Required work>
Please count the lines in the listing below where the word "الفاتورة" appears. Give the number only.

Records for this exercise>
# # #

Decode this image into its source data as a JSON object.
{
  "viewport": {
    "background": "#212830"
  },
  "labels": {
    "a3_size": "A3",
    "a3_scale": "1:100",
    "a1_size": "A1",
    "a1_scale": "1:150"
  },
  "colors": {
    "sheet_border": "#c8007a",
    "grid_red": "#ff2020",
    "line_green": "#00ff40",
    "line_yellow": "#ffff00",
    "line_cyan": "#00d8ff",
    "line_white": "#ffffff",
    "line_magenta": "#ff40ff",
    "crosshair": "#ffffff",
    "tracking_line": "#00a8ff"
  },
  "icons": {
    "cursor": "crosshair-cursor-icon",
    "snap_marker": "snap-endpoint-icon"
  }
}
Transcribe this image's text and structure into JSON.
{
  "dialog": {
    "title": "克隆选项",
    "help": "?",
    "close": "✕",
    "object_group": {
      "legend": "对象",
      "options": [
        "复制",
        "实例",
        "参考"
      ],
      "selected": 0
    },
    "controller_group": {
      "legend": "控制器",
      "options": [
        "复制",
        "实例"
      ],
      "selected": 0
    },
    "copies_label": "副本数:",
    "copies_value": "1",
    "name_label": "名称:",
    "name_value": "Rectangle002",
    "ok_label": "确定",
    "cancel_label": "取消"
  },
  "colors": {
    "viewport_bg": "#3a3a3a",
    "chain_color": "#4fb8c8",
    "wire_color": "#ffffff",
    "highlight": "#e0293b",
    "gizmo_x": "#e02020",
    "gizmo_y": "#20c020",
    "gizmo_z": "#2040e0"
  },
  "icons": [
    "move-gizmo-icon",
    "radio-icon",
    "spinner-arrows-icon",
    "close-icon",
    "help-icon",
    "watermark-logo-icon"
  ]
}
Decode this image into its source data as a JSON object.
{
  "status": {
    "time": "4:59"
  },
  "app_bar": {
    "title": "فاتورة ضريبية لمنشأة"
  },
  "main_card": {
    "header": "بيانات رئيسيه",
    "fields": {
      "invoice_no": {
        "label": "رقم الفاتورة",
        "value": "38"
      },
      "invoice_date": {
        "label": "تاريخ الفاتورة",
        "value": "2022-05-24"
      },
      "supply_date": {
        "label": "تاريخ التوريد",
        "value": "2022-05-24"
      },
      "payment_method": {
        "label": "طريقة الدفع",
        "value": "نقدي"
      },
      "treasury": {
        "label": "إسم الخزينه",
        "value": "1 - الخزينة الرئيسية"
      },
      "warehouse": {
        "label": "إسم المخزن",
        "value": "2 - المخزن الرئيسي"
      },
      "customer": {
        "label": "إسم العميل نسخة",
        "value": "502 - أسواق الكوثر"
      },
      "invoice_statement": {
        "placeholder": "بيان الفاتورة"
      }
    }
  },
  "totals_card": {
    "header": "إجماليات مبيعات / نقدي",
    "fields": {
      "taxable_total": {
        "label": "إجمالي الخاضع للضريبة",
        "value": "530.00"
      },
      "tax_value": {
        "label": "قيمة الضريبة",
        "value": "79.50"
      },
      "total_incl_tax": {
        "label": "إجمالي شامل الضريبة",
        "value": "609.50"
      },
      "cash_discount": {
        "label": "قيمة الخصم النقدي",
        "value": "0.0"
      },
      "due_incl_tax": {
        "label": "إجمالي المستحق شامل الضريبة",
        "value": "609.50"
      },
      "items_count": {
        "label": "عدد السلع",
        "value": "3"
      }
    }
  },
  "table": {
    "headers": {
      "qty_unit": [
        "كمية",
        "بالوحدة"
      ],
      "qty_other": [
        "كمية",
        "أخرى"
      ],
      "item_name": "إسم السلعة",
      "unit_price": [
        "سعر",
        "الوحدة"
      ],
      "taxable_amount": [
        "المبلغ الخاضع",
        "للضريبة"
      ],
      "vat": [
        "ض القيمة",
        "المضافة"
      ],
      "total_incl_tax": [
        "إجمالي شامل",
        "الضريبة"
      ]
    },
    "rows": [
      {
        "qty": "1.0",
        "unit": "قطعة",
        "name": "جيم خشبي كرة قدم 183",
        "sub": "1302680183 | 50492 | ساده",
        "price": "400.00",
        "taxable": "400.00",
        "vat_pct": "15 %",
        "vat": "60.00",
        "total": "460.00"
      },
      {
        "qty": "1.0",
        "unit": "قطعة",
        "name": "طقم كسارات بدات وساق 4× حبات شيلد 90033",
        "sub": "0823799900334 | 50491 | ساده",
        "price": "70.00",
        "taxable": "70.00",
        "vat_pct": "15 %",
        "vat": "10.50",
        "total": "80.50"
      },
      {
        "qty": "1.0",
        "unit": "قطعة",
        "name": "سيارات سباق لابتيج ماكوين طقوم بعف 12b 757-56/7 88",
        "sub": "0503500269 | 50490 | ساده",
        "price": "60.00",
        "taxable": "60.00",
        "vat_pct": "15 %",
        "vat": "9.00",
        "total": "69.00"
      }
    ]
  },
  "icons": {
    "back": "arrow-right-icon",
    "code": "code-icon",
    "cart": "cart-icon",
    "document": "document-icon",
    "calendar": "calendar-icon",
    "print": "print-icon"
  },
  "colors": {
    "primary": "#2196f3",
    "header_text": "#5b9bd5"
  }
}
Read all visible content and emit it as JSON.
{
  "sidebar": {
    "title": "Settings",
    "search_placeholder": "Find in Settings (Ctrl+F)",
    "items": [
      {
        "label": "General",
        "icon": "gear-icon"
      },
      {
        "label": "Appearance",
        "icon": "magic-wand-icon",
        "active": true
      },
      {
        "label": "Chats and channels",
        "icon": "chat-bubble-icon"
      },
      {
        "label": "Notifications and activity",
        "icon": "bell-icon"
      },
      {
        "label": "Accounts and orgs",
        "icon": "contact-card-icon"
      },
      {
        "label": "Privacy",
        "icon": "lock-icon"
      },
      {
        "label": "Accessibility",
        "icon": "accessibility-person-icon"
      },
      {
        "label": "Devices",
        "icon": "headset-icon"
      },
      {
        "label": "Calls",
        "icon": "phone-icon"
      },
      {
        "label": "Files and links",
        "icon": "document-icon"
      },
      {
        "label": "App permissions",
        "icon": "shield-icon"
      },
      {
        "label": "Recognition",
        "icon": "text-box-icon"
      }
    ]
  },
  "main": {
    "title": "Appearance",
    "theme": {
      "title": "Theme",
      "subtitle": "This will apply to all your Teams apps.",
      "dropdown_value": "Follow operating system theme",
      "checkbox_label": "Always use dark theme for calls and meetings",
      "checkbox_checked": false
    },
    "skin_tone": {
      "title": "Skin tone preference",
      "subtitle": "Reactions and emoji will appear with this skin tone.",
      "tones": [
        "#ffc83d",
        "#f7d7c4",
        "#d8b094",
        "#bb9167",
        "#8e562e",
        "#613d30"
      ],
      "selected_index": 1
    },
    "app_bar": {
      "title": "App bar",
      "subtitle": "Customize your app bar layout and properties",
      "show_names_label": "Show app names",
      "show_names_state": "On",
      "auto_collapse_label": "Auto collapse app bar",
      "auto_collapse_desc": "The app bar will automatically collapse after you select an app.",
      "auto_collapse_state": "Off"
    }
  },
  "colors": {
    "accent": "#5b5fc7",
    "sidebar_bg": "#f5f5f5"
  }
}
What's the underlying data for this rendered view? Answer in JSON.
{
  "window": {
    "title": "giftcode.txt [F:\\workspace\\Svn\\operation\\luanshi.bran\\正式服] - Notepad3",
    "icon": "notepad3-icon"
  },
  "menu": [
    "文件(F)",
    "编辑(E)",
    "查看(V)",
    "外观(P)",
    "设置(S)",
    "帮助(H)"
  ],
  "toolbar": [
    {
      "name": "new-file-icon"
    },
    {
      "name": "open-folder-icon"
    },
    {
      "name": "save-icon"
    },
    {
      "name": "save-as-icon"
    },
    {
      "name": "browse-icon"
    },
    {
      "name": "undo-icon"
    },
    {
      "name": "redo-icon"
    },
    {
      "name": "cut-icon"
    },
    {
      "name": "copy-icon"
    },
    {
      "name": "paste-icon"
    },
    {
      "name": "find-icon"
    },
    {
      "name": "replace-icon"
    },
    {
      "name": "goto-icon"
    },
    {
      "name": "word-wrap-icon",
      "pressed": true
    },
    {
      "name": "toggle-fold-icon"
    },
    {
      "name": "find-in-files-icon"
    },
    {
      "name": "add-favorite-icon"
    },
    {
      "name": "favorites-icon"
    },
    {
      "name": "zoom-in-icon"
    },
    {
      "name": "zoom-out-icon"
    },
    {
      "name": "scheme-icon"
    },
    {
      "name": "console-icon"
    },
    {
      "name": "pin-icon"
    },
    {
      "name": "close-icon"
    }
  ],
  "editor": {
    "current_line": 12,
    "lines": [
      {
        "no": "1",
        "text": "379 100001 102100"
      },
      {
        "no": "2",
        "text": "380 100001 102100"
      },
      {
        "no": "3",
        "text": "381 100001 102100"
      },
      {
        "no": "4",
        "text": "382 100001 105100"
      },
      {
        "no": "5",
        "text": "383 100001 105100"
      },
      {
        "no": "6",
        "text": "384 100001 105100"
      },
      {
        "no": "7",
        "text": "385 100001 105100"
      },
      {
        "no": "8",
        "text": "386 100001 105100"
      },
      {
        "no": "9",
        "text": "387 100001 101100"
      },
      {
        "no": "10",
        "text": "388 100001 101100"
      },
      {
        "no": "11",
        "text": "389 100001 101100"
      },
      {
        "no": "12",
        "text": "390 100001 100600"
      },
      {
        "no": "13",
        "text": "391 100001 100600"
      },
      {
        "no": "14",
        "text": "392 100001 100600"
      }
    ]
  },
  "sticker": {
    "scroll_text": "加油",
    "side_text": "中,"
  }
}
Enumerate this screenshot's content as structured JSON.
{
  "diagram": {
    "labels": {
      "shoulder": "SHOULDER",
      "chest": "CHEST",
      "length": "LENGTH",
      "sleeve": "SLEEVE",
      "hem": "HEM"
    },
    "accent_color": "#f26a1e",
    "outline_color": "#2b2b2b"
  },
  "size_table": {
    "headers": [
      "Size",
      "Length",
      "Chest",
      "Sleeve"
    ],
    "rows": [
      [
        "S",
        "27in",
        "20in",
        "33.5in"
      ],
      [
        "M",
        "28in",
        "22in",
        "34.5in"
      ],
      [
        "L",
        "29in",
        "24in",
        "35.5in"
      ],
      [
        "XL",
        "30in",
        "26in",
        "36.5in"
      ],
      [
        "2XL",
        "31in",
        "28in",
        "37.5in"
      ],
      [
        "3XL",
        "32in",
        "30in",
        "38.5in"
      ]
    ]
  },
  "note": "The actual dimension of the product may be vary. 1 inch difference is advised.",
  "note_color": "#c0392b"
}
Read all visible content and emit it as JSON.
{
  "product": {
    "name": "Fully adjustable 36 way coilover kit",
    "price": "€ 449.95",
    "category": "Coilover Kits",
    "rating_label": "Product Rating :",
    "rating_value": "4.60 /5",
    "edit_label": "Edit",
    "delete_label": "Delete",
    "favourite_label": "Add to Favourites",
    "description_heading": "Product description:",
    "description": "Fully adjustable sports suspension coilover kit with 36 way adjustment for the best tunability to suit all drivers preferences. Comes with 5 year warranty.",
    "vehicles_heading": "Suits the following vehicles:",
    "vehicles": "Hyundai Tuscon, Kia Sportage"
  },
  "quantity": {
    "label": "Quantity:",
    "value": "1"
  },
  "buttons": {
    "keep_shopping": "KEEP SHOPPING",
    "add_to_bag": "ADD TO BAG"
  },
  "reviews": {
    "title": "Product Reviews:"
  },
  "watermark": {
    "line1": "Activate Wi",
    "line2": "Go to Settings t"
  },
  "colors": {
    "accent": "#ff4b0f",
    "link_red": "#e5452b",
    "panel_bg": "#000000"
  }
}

# # #

Answer for the task>
3